**Ваша задача**:
Перечислите все источники денег, из которых, по словам администрации Саракташа, оплачен православный ренессанс, описанный в тексте о строительстве храмового комплекса.

Здесь будет город-храм...
Только ли моральное удовлетворение получает отец Николай от общения с детьми?
Отец Леонид, первый зам Оренбургского епископа, утверждает: Стремскому епархия деньгами не помогает. Однако тот не только содержит в сытости уникальное семейство. Который год уже идет в Саракташе невиданное строительство. На площадке храмового комплекса не смолкает рев грузовиков, и едва не выше колокольни взметнулась стрела подъемного крана. Планирует батюшка восстановить копию Оренбургского собора, снесенного в областном центре еще в тридцатые. Не очень понятно, кто будет посещать это исполинское сооружение на полторы тысячи человек - в Саракташе уже есть четыре церкви, и прихожан обычно набирается человек двадцать - тридцать.
Православный ренессанс в оренбургской глубинке, говорят в администрации Саракташа, оплачен деньгами Черномырдина, Вяхирева, <Альфа-банка>. Плюс обильная помощь зарубежных фондов, в основном американских, финских и израильских...
Батюшка и сам бизнесмен из удачливых: в начале девяностых хорошо заработал на перепродаже автомобилей.

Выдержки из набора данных
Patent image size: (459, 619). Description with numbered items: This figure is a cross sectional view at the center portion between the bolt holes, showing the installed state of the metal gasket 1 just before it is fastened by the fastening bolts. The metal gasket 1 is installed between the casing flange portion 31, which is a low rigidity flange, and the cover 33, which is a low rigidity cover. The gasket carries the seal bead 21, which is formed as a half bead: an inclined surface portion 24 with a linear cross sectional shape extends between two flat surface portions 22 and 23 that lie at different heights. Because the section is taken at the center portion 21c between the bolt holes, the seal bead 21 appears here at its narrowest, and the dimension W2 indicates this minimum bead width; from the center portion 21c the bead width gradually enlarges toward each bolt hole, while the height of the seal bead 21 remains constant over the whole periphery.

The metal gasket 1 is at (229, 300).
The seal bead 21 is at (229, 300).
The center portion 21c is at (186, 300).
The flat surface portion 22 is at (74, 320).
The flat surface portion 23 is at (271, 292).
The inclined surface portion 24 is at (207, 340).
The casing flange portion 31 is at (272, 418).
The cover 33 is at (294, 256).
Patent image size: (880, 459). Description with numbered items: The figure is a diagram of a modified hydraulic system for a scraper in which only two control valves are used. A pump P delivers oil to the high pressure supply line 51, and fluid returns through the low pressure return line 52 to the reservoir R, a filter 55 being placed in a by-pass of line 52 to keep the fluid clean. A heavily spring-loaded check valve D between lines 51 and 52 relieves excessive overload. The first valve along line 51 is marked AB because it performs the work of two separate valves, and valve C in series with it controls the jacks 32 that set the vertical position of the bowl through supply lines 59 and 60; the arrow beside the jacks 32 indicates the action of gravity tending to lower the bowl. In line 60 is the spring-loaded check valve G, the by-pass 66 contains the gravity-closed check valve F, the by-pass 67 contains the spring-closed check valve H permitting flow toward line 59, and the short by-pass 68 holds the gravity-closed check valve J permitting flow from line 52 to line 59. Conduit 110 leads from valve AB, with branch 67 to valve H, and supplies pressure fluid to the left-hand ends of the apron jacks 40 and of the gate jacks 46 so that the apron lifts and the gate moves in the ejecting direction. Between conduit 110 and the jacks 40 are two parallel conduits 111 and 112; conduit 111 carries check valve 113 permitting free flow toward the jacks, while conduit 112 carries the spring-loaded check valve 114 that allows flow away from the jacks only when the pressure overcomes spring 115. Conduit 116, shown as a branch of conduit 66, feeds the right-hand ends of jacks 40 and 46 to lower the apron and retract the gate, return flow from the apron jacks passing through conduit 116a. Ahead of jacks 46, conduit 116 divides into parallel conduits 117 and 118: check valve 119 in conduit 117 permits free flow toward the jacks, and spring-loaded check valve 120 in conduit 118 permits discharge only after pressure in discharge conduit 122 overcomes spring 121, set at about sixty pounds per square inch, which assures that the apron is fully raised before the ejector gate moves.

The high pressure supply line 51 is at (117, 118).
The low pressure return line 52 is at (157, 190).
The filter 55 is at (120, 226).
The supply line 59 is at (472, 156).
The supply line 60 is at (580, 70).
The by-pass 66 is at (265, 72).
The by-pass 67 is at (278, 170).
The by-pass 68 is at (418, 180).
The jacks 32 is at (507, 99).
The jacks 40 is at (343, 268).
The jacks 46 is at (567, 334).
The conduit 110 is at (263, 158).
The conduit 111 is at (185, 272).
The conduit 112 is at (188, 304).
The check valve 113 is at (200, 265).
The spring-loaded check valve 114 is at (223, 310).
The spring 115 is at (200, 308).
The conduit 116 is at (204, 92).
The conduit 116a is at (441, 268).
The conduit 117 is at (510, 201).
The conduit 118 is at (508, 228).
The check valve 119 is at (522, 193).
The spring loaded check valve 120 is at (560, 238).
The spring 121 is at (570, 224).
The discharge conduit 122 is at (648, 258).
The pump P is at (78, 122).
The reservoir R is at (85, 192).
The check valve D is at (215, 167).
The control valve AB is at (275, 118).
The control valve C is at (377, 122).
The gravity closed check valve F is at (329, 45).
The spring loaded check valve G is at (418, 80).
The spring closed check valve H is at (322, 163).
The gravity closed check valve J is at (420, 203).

**Ответ**:
- Деньги Черномырдина
- Деньги Вяхирева
- Деньги «Альфа-банка»
- Помощь зарубежных фондов, в основном американских, финских и израильских